***** DATA SECTION *****

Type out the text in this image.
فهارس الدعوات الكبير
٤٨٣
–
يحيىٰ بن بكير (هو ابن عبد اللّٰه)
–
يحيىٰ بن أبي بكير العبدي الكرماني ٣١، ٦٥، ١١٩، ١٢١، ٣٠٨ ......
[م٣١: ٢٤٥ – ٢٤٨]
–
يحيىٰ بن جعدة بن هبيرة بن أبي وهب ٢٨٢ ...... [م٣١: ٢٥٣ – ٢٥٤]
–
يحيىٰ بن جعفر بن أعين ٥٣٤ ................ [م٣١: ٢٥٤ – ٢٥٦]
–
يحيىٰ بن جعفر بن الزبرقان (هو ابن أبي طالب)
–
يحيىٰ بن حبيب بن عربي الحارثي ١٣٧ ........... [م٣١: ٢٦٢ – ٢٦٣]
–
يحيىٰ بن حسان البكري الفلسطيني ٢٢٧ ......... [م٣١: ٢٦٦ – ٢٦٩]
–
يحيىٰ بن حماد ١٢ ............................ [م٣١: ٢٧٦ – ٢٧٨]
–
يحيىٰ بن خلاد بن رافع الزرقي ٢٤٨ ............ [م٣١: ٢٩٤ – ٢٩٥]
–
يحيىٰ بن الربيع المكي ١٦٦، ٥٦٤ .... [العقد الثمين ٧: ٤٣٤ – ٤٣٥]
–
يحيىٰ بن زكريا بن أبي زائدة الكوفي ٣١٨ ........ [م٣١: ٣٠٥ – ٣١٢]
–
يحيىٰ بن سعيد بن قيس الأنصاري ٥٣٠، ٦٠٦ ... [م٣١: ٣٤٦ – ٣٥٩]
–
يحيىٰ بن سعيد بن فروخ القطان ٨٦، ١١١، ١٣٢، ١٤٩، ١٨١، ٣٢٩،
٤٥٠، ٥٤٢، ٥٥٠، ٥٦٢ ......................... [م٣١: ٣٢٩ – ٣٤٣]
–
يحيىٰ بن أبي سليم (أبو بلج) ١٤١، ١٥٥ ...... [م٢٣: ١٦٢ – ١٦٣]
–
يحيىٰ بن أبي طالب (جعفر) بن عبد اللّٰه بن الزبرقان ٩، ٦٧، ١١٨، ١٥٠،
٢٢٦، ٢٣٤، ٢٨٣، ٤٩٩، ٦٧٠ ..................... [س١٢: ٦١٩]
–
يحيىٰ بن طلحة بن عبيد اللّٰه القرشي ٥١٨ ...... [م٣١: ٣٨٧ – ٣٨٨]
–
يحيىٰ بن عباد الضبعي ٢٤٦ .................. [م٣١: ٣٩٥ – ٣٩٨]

*****

EXERCISE DESCRIPTION:
Extract every record. Keep wording exact.

RESULT OF THIS EXERCISE:
Type out the text in this image.
فهارس الدعوات الكبير
٤٨٣
–
يحيىٰ بن بكير (هو ابن عبد اللّٰه)
–
يحيىٰ بن أبي بكير العبدي الكرماني ٣١، ٦٥، ١١٩، ١٢١، ٣٠٨ ......
[م٣١: ٢٤٥ – ٢٤٨]
–
يحيىٰ بن جعدة بن هبيرة بن أبي وهب ٢٨٢ ...... [م٣١: ٢٥٣ – ٢٥٤]
–
يحيىٰ بن جعفر بن أعين ٥٣٤ ................ [م٣١: ٢٥٤ – ٢٥٦]
–
يحيىٰ بن جعفر بن الزبرقان (هو ابن أبي طالب)
–
يحيىٰ بن حبيب بن عربي الحارثي ١٣٧ ........... [م٣١: ٢٦٢ – ٢٦٣]
–
يحيىٰ بن حسان البكري الفلسطيني ٢٢٧ ......... [م٣١: ٢٦٦ – ٢٦٩]
–
يحيىٰ بن حماد ١٢ ............................ [م٣١: ٢٧٦ – ٢٧٨]
–
يحيىٰ بن خلاد بن رافع الزرقي ٢٤٨ ............ [م٣١: ٢٩٤ – ٢٩٥]
–
يحيىٰ بن الربيع المكي ١٦٦، ٥٦٤ .... [العقد الثمين ٧: ٤٣٤ – ٤٣٥]
–
يحيىٰ بن زكريا بن أبي زائدة الكوفي ٣١٨ ........ [م٣١: ٣٠٥ – ٣١٢]
–
يحيىٰ بن سعيد بن قيس الأنصاري ٥٣٠، ٦٠٦ ... [م٣١: ٣٤٦ – ٣٥٩]
–
يحيىٰ بن سعيد بن فروخ القطان ٨٦، ١١١، ١٣٢، ١٤٩، ١٨١، ٣٢٩،
٤٥٠، ٥٤٢، ٥٥٠، ٥٦٢ ......................... [م٣١: ٣٢٩ – ٣٤٣]
–
يحيىٰ بن أبي سليم (أبو بلج) ١٤١، ١٥٥ ...... [م٢٣: ١٦٢ – ١٦٣]
–
يحيىٰ بن أبي طالب (جعفر) بن عبد اللّٰه بن الزبرقان ٩، ٦٧، ١١٨، ١٥٠،
٢٢٦، ٢٣٤، ٢٨٣، ٤٩٩، ٦٧٠ ..................... [س١٢: ٦١٩]
–
يحيىٰ بن طلحة بن عبيد اللّٰه القرشي ٥١٨ ...... [م٣١: ٣٨٧ – ٣٨٨]
–
يحيىٰ بن عباد الضبعي ٢٤٦ .................. [م٣١: ٣٩٥ – ٣٩٨]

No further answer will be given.